(Items from a figure collection)
##########

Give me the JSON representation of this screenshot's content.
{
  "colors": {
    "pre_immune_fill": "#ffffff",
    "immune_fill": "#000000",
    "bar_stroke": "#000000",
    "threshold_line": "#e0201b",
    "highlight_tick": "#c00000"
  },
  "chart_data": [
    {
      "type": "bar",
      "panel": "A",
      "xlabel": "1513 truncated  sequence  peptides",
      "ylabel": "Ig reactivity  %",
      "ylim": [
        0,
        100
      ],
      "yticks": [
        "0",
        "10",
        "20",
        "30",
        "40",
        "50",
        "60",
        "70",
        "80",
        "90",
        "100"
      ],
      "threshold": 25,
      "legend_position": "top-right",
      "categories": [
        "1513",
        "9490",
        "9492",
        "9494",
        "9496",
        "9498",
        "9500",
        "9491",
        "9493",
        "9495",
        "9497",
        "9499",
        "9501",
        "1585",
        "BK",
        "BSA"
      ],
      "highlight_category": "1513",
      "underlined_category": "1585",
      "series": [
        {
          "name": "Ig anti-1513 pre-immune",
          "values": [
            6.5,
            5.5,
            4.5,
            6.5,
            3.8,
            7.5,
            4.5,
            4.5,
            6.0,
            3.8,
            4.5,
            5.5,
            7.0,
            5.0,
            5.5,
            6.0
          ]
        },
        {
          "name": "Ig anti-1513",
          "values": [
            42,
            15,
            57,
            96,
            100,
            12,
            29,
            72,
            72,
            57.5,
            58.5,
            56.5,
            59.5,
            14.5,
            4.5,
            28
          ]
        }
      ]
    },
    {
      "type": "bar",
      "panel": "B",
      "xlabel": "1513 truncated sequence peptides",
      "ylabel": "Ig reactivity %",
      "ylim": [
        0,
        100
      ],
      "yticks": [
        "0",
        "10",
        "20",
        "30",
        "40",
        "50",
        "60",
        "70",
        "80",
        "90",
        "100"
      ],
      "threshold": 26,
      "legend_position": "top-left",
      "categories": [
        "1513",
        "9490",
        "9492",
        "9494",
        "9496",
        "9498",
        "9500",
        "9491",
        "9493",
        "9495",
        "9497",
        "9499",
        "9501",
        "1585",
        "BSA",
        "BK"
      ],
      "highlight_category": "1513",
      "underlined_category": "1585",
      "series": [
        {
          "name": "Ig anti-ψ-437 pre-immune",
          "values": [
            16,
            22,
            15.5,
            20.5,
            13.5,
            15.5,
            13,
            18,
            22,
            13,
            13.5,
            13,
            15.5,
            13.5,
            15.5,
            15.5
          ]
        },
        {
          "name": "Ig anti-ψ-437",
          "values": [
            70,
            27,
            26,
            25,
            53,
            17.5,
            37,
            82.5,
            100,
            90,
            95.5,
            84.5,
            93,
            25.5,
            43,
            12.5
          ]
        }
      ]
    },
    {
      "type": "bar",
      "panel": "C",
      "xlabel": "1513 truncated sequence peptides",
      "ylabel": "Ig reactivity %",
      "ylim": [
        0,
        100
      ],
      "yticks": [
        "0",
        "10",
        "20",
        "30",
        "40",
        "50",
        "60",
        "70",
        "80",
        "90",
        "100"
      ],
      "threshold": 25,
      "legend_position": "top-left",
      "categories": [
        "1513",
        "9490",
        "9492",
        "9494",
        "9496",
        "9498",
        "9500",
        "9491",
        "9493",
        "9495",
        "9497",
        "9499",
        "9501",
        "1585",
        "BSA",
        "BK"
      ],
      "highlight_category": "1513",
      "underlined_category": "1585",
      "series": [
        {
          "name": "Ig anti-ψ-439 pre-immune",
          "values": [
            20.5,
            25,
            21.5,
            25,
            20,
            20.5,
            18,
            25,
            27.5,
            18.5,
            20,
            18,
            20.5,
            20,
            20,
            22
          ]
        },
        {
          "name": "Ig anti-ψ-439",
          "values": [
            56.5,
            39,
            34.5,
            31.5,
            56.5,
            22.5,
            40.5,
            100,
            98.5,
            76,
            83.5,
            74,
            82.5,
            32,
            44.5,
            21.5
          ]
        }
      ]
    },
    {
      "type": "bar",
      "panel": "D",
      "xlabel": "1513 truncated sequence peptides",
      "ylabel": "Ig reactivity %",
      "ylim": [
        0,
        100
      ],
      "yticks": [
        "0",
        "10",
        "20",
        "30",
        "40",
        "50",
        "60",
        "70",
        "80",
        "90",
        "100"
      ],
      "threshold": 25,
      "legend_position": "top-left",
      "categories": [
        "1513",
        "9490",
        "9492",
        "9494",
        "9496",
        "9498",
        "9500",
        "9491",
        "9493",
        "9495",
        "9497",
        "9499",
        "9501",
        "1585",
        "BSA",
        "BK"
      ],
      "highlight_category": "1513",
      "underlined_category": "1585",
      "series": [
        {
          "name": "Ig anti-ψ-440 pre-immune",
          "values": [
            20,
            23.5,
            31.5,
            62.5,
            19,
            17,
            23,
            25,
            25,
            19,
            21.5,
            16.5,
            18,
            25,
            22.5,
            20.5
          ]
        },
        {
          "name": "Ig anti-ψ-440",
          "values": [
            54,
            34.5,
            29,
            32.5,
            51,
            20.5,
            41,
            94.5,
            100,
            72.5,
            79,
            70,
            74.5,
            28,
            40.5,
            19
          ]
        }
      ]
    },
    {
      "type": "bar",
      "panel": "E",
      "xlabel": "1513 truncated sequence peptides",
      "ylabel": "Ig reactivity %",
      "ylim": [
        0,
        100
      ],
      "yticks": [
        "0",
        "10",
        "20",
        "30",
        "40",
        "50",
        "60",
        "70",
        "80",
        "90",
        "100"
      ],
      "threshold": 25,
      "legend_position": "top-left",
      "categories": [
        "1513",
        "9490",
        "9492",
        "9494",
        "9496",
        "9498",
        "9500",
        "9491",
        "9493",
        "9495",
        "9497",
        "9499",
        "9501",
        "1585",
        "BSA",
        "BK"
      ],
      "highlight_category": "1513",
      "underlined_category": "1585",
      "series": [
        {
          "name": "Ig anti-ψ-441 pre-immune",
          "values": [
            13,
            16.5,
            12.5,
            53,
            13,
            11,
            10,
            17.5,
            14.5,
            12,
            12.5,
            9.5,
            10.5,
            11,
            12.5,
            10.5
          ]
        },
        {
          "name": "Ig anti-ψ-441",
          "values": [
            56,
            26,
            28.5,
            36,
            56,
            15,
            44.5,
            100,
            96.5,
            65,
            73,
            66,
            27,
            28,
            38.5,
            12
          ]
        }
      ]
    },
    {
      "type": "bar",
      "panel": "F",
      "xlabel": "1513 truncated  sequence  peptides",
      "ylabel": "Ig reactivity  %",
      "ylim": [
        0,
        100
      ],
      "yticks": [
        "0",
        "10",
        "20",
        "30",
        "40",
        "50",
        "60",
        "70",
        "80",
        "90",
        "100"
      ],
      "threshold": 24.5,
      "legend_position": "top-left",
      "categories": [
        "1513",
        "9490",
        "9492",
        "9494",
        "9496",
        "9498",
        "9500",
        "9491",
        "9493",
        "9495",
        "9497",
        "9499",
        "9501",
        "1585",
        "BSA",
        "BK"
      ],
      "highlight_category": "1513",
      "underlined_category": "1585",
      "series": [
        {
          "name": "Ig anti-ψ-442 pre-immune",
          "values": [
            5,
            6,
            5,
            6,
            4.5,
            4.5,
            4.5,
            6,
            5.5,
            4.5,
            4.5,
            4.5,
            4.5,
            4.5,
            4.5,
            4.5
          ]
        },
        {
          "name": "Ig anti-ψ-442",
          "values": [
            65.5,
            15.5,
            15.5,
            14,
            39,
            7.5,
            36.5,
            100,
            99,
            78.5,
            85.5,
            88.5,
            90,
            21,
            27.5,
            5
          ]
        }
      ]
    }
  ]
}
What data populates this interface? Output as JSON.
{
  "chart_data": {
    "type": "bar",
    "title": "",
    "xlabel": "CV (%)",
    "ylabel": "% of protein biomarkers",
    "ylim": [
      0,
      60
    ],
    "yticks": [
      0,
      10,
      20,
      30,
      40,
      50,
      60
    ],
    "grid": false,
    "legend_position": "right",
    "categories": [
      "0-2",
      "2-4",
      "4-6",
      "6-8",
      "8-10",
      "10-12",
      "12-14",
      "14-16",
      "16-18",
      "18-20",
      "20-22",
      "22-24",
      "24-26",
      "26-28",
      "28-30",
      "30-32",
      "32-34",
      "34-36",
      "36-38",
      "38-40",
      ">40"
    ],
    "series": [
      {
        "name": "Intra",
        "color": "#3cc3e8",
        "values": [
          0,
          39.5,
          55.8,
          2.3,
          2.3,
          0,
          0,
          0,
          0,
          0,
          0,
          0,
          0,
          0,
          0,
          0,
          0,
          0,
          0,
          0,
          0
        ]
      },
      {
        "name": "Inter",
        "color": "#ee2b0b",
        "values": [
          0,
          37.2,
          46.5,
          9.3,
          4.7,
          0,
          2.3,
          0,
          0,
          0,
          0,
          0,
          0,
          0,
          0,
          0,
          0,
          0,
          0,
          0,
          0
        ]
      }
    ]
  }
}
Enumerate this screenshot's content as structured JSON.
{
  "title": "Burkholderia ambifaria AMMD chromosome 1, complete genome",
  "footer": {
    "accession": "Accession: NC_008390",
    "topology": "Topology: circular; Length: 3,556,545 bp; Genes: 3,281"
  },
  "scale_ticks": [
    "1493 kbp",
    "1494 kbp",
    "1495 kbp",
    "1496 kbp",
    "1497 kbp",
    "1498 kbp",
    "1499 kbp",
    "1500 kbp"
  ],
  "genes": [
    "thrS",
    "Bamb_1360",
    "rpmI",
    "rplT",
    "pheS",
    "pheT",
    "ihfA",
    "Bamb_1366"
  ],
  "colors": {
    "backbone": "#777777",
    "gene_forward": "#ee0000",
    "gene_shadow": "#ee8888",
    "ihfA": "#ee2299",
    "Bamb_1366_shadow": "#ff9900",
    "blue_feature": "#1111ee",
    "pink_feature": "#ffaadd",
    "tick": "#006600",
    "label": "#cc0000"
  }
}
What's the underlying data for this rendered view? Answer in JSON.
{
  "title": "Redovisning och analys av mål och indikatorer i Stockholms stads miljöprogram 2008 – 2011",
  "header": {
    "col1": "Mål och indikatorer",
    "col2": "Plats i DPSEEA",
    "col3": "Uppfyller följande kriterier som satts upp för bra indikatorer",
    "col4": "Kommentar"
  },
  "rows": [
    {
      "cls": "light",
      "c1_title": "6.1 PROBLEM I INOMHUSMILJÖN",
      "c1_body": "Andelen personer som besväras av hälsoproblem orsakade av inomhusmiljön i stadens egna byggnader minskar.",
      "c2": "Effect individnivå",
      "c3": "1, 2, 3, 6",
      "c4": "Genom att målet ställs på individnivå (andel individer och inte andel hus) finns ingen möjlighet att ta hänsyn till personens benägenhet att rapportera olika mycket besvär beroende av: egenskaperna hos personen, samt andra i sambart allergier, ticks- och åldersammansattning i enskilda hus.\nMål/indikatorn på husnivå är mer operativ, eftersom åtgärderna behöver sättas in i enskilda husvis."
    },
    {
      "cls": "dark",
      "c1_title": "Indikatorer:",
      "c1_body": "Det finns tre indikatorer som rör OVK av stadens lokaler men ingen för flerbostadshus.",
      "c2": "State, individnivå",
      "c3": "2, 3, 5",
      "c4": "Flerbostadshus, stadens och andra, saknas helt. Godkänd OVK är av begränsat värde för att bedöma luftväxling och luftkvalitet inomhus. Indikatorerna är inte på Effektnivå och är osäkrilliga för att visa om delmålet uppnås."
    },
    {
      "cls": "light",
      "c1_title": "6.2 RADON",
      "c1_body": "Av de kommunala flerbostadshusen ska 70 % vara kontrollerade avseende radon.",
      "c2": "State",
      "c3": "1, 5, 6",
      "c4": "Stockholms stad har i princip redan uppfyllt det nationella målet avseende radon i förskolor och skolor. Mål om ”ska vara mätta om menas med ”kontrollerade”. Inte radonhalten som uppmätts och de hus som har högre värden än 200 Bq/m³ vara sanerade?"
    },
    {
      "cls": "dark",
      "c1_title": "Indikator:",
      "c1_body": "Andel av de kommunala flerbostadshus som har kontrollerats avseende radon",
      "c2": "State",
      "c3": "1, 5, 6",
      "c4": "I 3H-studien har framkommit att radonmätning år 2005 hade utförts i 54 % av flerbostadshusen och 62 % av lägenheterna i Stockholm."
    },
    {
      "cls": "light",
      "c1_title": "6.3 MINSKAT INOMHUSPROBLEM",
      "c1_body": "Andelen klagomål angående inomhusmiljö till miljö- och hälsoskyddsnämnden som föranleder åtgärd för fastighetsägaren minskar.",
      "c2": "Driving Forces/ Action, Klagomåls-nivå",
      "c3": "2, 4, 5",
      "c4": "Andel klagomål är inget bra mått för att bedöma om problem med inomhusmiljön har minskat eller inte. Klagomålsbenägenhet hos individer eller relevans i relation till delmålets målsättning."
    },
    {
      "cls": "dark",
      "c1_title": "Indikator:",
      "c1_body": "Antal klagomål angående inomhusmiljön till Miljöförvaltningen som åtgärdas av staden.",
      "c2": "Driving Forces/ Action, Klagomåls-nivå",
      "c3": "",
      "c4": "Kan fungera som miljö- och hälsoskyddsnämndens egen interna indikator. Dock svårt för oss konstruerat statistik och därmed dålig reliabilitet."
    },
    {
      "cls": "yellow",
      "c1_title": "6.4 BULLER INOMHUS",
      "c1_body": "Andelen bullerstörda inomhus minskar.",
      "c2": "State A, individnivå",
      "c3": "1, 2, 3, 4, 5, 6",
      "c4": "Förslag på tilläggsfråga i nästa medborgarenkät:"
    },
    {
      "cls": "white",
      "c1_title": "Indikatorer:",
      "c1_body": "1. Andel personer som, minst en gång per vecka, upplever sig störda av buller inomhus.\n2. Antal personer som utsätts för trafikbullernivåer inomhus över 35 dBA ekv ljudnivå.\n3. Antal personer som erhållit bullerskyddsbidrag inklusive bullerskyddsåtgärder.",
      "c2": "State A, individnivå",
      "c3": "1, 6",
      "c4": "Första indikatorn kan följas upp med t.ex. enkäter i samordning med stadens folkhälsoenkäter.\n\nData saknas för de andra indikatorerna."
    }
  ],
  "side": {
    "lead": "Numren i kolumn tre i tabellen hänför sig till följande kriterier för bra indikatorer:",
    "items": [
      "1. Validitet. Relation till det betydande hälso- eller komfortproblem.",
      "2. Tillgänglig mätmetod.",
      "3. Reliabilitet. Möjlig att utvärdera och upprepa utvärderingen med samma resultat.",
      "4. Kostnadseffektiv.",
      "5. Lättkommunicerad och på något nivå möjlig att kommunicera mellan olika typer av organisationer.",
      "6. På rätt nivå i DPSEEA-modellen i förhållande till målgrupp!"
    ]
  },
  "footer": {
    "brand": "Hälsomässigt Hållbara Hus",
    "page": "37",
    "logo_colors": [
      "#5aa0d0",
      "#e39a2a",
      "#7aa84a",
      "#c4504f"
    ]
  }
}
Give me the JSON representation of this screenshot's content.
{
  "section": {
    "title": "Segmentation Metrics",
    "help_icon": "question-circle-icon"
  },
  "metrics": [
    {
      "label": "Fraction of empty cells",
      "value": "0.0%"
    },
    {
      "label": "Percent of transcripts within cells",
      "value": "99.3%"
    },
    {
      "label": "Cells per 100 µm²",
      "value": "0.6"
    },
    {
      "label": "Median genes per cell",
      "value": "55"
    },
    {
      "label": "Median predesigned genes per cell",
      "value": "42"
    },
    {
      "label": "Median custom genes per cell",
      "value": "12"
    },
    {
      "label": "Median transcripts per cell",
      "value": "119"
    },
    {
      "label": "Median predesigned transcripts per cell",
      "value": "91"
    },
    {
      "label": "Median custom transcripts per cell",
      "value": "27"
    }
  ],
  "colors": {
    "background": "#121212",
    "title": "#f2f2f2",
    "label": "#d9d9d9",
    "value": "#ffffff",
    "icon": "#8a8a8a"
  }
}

##########

_Instructions to follow_
Each line holding the word "custom" must be pulled from the records.

_Exercise response_
      "label": "Median custom genes per cell",
      "label": "Median custom transcripts per cell",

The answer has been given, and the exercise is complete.